# HUGE Litter box



## MidnightSparkle (Apr 11, 2012)

I just received my two scoopers followed by my two litter boxes.
There might be a problem. My litter boxes are HUGE. They are the PETCO Mega sized Litter box.

Does anyone have Mega size litter box for their cats?
Are their any benefits opposed to having a smaller one?
I was thinking of using one only and having the cats share that one litter box.
Does anyone know if having the two cats use the same litter box work?
I would hate to go through all the trouble of sending the boxes back and reordering smaller ones. Then they might be too small. Do they prefer a big litter box. I almost think my bf was right when she said I went overboard with it.

Again, did I mention I bought TWO of them?

Any advice?


----------



## Nora B (Nov 6, 2010)

*Keep Them!*

If this is the box you are talking about petco.com - Petco Mega Rectangular Litter Box customer reviews - product reviews - read top consumer ratings I have three, and three cats and 2 other boxes as well.

This is without a doubt my favorite litterbox. I actually buy them at Farm & Fleet cause they cost a little less but I recommend them to everyone. As long as your kitties don't get in and turn around to go out over the short side all but the largest housecats stay inside this pan - a HUGE plus. You can put in enough scoopable litter that it never sticks to the bottom & the cats acan always cover well so less smell.

In the downstairs one the cats use it to both pee & poo BUT in the upstair 2 somehow the 3 of my girls decided one box was for peeing and the other for pooing & they are all 3 the same box. the smaller boxes don't get used as much, just a random bit here and there and the covered one only out of desperation I think.


As for the scoops - if you didn't get the litter lifter - you really really want to! here is a thread about it http://www.catforum.com/forum/36-cat-chat/149344-i-need-finer-scoop-sift-litter.html

http://www.catforum.com/forum/36-cat-chat/135732-litter-lifter-scoop.html


----------



## 6cats4me (Apr 30, 2011)

I have 6 super sized Petmate 22040 Giant Litter Pans; each holds more than 35 pounds of litter.
Each litter pan is 34.7 x 19.8 x 10 inches. I won't ever go back to smaller boxes after using these
because the cats make much less mess with them and they are so easy to keep clean.

------------------------------------

_COMPLETE THE FOLLOWING_
1. Please explain, in one to three sentences, why 6cats4me in the litter box thread says they won't return to smaller boxes.
2. Answer these questions on the litter box thread:
(a) How many of the Mega litter boxes did MidnightSparkle buy?
(b) Where does Nora B buy her boxes?
(c) How much litter does each of 6cats4me's pans hold?
3. Decide whether each statement agrees with the litter box thread:
(a) Nora B has three cats.
(b) Nora B's cats use the covered box the most.
(c) 6cats4me owns six litter pans.

_RECORDS SUPPLIED_
------------------------------------

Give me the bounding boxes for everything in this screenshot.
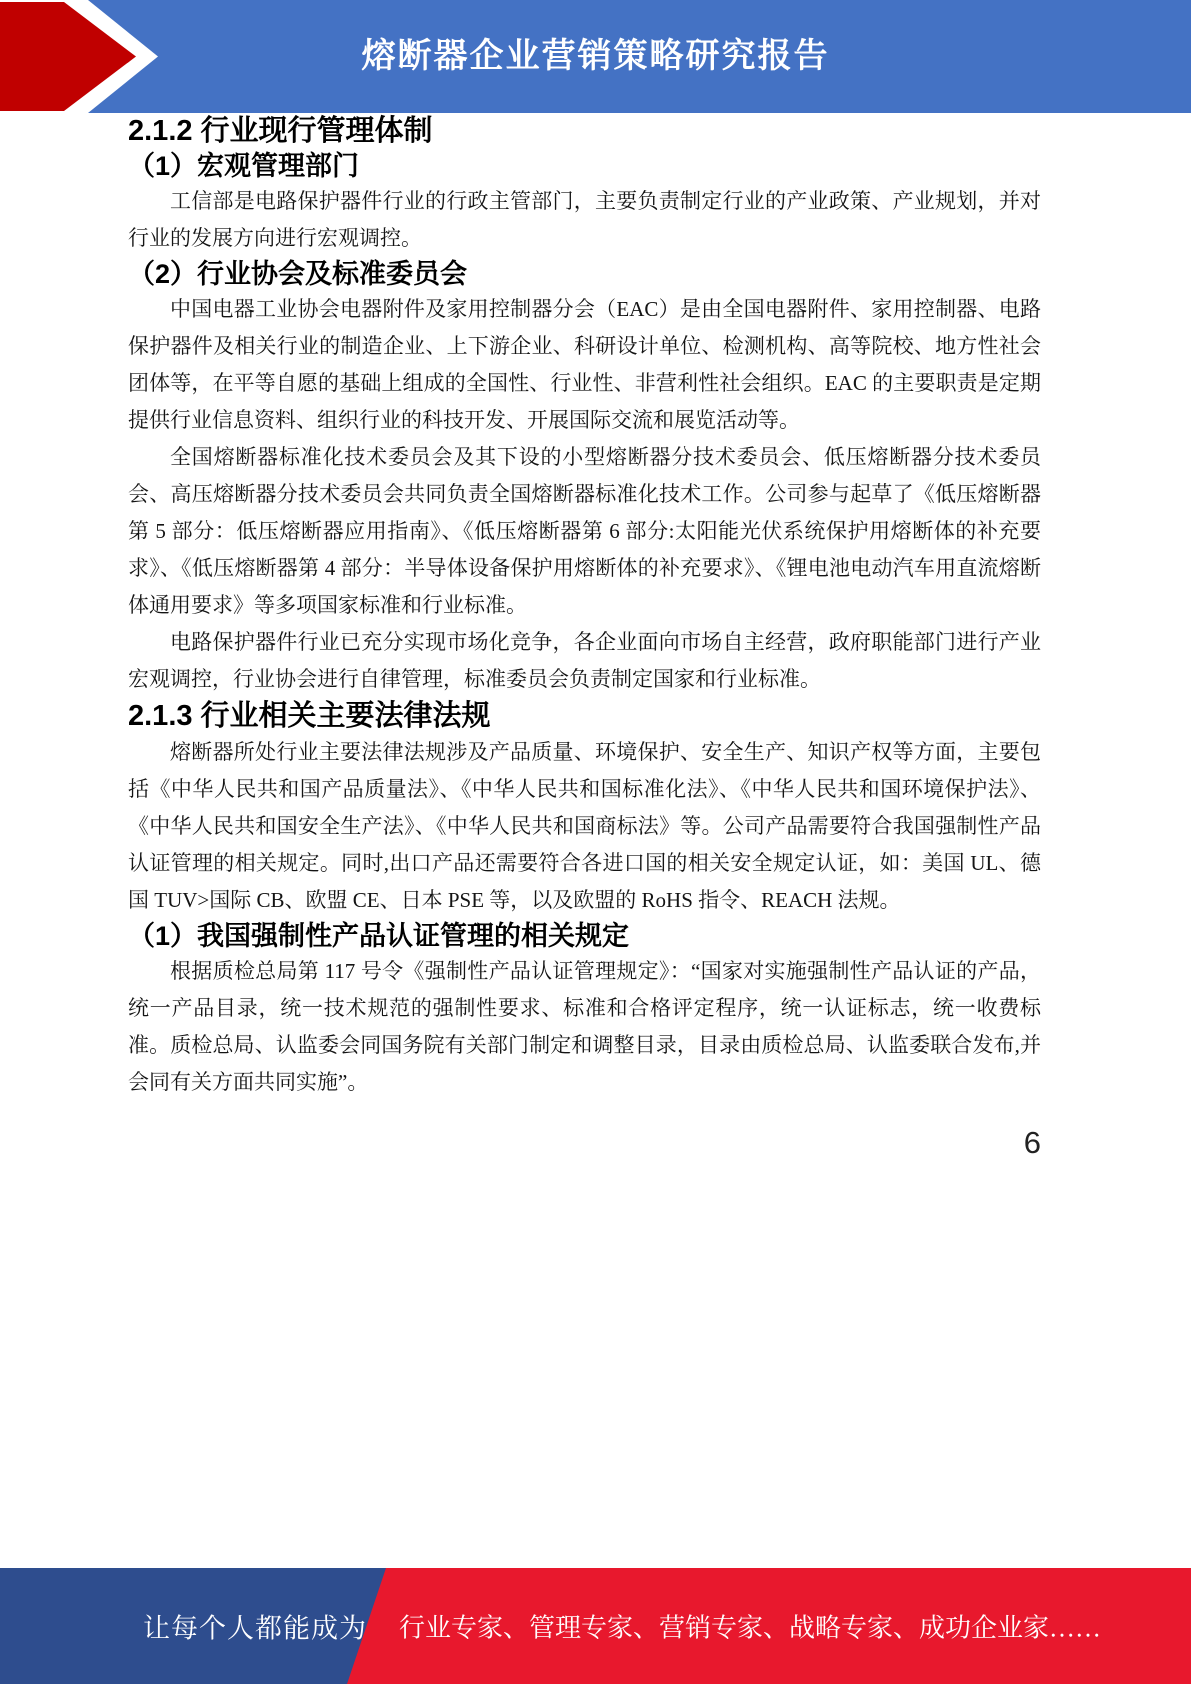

------------------------------------

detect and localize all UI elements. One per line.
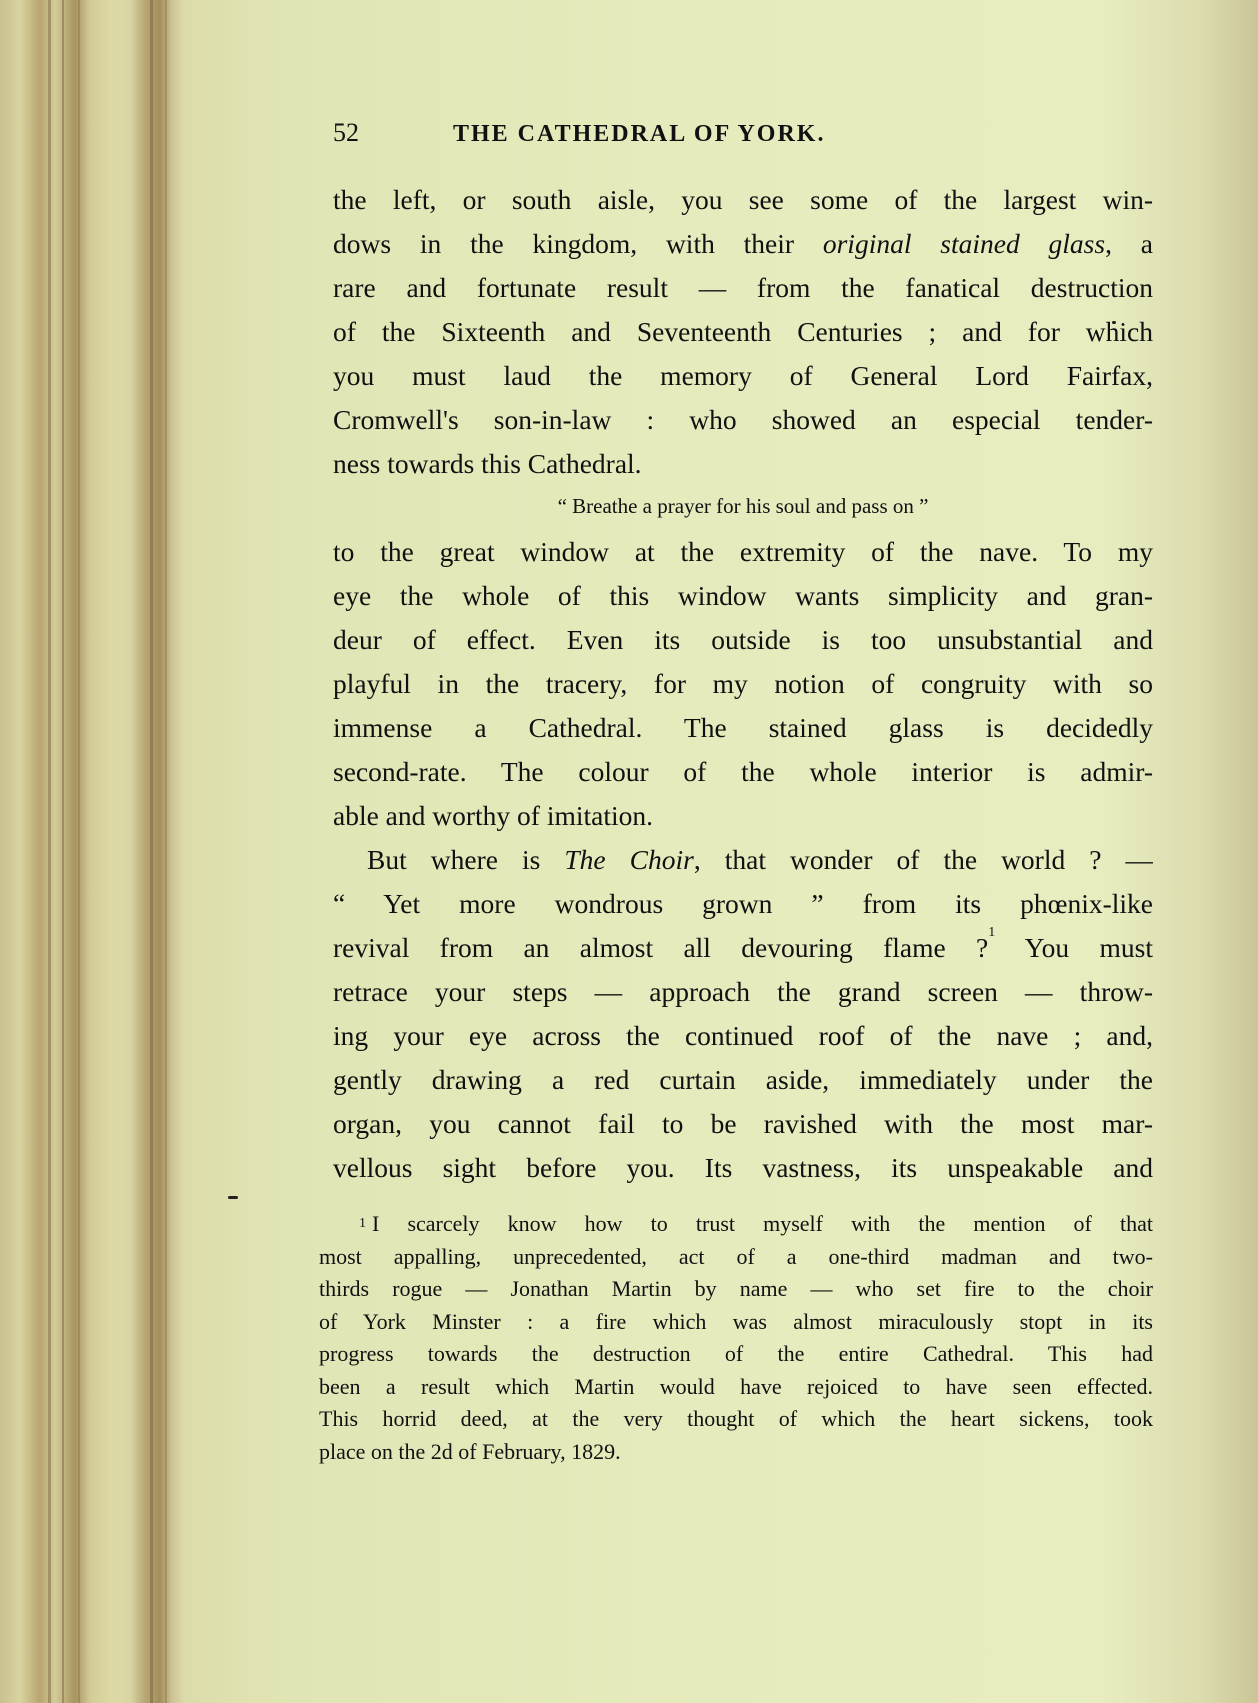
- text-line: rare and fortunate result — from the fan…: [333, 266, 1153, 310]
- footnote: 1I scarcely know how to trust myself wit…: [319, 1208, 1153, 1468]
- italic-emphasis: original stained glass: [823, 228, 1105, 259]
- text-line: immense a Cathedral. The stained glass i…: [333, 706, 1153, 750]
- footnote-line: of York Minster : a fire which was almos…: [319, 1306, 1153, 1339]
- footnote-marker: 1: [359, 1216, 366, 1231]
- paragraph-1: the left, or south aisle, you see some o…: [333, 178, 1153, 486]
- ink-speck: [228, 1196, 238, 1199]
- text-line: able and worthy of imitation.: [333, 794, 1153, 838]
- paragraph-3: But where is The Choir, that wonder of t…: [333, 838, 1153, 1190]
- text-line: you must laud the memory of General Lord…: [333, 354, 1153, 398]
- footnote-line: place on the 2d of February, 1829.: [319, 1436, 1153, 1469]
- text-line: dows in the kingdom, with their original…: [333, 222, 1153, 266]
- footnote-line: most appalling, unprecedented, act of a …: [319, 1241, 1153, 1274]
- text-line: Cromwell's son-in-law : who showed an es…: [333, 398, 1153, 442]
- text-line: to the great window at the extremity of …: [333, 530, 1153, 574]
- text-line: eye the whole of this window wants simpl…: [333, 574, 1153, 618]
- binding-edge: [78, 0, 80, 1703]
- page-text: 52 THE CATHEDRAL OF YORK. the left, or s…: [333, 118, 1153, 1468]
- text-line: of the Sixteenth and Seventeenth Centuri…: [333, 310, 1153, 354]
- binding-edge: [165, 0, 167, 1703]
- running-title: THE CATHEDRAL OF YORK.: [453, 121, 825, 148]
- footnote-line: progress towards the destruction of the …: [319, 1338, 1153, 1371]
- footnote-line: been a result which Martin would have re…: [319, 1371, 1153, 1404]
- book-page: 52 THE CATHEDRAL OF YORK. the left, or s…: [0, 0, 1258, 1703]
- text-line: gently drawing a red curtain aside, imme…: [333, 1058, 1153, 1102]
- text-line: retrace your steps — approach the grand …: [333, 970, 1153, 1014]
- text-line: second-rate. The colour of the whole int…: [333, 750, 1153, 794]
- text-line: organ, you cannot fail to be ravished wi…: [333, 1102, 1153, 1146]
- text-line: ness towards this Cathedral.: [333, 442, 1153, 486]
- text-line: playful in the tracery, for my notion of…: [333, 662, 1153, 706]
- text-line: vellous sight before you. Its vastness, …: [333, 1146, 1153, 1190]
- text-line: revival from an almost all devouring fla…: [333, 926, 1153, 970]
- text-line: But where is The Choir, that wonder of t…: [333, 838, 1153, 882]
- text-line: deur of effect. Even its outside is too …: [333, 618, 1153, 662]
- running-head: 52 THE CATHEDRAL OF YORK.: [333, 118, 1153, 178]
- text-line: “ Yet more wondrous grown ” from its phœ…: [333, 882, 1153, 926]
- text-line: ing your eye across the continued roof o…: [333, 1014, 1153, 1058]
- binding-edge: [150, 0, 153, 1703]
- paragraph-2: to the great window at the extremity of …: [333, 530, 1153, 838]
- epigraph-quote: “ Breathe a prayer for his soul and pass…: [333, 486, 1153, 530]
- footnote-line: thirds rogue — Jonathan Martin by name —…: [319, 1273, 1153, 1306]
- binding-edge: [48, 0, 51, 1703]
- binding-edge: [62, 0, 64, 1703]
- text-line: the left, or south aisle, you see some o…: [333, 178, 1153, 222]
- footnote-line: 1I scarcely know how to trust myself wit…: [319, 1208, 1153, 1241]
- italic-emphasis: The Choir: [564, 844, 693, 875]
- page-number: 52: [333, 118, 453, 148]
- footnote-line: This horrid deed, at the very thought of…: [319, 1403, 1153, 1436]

------------------------------------

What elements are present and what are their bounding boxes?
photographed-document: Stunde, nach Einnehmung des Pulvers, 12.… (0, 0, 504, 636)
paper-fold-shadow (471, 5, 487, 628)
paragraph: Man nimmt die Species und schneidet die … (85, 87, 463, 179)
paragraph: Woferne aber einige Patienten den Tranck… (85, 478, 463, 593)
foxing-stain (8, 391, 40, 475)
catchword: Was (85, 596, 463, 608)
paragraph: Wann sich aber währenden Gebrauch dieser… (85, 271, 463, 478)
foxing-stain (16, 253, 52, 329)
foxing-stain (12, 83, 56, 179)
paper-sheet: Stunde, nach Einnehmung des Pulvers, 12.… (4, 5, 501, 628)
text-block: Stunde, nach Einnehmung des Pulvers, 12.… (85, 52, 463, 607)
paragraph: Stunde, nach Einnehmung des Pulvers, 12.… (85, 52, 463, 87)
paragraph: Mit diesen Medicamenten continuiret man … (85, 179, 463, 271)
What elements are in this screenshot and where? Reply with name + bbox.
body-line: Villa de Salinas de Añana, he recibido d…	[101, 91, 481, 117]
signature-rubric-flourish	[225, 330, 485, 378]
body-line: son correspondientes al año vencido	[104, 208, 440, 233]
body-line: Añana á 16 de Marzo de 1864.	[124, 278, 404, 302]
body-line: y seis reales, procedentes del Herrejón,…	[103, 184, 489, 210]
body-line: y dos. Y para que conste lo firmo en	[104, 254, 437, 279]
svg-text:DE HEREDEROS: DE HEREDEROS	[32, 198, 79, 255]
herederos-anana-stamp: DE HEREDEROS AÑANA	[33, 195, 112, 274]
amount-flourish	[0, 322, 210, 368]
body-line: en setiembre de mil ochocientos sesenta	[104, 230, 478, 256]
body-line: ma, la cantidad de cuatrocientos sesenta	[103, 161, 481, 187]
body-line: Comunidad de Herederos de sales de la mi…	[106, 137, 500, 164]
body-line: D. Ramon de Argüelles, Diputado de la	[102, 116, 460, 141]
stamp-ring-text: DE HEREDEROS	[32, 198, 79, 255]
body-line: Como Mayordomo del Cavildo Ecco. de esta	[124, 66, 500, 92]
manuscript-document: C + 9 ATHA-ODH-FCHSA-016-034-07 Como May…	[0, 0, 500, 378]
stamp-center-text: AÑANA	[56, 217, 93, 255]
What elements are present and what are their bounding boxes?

------------------------------------

_THE ANSWERS_
1. 6cats4me says the cats make much less mess with the giant pans. They also find the pans very easy to keep clean.

2.
(a) Two.
(b) At Farm & Fleet.
(c) More than 35 pounds.

3.
(a) Yes: "I have three, and three cats and 2 other boxes as well."
(b) No: "the covered one only out of desperation I think"
(c) Yes: "I have 6 super sized Petmate 22040 Giant Litter Pans"